* [Your task]
Give the count of lines holding the string "PERMIT" and nothing else.

* [Extracted records]
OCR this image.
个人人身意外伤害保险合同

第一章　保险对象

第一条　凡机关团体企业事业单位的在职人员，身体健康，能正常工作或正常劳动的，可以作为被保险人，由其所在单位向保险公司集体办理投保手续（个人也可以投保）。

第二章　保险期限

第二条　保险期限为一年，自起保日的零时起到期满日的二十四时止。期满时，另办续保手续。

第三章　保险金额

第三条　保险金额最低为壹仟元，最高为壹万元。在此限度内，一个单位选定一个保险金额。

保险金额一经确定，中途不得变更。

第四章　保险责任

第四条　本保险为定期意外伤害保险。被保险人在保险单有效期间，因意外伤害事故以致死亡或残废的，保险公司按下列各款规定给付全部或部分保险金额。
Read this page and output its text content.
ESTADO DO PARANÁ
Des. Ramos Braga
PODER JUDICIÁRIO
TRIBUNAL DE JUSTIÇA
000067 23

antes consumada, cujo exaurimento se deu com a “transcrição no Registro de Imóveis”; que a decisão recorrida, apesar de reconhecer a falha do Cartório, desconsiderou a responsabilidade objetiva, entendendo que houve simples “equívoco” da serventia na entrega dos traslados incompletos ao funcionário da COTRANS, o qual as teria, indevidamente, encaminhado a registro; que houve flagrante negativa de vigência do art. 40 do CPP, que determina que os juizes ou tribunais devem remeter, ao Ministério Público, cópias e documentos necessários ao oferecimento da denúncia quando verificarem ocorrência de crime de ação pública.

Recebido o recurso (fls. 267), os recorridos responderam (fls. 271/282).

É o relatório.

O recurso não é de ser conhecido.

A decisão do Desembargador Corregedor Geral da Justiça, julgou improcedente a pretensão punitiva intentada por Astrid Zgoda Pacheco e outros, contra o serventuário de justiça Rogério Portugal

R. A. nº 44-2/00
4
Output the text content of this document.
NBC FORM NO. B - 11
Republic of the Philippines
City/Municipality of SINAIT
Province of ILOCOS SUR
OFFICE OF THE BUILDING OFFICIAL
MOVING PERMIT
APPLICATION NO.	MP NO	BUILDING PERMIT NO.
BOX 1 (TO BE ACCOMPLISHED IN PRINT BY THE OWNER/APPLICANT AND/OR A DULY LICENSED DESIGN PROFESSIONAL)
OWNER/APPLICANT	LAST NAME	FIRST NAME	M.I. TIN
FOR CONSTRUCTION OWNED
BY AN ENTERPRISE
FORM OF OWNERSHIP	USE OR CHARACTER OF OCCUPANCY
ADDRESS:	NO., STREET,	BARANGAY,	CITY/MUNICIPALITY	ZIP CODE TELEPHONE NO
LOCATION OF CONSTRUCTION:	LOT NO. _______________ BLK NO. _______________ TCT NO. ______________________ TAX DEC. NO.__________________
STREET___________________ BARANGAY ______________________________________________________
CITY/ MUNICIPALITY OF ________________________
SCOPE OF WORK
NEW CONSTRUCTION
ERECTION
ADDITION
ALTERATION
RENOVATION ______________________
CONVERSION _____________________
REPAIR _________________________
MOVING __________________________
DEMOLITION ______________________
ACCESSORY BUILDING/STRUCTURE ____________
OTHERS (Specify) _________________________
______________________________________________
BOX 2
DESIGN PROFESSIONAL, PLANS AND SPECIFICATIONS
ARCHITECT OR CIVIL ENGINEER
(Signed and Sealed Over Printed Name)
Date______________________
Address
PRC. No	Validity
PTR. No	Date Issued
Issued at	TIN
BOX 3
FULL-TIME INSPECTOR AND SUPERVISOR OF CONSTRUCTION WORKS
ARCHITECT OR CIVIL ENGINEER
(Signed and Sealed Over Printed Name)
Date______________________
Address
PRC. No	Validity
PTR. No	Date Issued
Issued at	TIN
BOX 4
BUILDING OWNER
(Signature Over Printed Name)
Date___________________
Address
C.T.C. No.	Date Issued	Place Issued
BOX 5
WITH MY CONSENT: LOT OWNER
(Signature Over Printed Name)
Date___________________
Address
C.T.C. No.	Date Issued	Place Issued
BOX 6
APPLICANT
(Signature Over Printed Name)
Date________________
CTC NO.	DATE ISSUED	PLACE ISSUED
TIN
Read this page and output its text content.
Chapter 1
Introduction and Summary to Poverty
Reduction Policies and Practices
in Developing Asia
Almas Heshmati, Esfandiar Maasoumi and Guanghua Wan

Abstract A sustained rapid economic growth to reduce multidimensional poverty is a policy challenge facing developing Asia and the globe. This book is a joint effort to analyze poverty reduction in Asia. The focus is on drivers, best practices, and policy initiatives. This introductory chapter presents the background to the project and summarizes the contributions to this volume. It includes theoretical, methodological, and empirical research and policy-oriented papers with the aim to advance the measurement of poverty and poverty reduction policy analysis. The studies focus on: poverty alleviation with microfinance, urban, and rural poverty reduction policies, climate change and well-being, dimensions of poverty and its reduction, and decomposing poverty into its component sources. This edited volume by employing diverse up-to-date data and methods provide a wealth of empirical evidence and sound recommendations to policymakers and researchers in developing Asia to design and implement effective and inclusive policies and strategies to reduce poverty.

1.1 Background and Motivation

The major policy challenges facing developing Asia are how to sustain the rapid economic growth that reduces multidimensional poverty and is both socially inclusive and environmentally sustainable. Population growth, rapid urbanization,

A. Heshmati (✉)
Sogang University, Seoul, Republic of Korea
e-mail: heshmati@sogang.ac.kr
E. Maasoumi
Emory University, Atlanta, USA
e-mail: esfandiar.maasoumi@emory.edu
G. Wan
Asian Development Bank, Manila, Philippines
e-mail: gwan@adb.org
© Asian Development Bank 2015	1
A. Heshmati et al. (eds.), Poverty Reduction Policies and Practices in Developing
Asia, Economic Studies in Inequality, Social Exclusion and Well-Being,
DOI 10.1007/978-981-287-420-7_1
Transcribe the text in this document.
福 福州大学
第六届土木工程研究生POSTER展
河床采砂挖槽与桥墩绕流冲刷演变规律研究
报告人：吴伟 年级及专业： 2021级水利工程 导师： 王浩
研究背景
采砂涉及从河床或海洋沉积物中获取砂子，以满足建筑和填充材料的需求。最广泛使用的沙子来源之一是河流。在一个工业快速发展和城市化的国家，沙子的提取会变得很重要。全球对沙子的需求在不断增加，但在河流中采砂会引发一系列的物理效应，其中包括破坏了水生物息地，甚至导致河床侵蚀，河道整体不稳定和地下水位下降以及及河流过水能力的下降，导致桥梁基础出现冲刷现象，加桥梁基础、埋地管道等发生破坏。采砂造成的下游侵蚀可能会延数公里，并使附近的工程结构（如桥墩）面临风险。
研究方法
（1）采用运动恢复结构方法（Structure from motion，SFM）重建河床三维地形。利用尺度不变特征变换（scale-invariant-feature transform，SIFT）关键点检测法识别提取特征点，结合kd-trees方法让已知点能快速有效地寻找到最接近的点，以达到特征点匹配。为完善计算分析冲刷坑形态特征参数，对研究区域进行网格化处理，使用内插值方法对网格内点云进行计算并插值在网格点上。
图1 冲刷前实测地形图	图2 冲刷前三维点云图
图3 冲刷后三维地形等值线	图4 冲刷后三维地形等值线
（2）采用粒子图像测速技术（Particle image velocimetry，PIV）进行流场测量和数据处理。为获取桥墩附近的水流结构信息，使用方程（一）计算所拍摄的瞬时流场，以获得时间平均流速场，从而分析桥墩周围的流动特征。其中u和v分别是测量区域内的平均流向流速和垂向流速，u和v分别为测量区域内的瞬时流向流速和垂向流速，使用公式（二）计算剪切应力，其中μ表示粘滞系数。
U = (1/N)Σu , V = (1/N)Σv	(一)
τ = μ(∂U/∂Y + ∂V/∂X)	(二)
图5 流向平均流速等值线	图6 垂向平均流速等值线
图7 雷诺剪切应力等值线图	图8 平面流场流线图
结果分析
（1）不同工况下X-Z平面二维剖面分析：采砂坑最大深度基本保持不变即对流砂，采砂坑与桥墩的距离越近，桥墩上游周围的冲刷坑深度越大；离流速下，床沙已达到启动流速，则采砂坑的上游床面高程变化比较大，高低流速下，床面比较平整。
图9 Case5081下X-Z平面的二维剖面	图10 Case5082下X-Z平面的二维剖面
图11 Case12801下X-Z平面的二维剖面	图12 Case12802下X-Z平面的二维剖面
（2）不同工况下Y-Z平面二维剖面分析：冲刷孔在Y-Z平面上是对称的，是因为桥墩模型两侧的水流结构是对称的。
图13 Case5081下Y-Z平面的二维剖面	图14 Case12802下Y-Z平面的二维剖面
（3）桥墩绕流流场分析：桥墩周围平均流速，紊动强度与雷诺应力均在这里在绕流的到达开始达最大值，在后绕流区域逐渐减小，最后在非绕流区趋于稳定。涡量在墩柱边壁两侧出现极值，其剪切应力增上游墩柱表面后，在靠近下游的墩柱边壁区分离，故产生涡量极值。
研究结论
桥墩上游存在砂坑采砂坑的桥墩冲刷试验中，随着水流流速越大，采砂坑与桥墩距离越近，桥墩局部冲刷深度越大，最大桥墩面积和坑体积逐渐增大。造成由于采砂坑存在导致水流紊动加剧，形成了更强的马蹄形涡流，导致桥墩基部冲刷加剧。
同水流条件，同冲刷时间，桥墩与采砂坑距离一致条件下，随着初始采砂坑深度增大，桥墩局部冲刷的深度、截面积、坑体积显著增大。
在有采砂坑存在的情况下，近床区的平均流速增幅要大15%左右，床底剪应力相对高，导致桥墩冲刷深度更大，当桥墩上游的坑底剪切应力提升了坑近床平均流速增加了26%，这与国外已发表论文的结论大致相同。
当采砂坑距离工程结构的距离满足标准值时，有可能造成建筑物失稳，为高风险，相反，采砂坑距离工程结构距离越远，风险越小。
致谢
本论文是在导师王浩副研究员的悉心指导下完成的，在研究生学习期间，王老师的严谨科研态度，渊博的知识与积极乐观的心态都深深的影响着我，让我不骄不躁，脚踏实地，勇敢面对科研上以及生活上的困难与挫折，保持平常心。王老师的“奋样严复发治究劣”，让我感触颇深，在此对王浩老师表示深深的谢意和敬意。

* [Answer]
2